→ LISTED ENTRIES

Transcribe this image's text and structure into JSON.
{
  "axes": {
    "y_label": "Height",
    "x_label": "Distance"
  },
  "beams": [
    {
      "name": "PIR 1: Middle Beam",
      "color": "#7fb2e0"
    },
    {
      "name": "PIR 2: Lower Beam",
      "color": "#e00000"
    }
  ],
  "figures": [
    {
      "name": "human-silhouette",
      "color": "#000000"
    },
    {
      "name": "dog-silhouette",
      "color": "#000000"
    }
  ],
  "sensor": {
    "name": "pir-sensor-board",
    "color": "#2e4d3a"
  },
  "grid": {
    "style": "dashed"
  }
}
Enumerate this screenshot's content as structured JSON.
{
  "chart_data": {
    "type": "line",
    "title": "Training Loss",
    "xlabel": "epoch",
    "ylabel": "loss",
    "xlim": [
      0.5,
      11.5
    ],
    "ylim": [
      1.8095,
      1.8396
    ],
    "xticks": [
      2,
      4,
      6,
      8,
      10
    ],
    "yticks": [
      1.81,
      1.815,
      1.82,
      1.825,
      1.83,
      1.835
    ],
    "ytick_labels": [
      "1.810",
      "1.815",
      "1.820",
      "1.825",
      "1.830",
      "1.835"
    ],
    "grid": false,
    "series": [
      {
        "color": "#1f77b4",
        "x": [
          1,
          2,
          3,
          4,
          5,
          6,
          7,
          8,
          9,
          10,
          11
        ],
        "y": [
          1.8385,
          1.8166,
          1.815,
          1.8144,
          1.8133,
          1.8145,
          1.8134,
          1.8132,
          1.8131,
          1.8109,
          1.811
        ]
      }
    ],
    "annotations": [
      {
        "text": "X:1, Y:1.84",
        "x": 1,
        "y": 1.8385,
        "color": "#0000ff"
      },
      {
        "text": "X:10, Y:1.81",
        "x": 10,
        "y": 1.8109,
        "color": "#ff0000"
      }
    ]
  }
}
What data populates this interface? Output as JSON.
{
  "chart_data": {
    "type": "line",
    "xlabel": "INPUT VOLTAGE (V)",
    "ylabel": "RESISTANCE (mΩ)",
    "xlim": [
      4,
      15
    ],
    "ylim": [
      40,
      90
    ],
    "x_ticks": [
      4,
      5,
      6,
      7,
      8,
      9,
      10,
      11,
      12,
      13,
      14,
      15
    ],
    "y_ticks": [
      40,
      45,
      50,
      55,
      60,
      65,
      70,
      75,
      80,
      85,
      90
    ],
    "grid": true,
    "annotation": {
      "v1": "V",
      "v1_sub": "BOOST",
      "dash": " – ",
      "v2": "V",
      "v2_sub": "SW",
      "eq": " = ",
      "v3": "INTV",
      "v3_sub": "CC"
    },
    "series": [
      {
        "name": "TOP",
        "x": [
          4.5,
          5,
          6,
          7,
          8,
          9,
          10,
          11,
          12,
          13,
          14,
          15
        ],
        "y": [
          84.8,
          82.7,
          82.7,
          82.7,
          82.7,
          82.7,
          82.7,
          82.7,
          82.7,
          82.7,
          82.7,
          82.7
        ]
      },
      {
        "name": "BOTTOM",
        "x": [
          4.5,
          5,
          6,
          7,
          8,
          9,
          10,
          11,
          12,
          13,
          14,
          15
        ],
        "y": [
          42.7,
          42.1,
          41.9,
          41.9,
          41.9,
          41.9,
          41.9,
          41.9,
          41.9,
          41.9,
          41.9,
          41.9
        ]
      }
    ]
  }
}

→ WHAT IS BEING ASKED
Work through the records line by line and tally those holding "color". Reply with the number alone.

→ RESPONSE TO THE TASK
8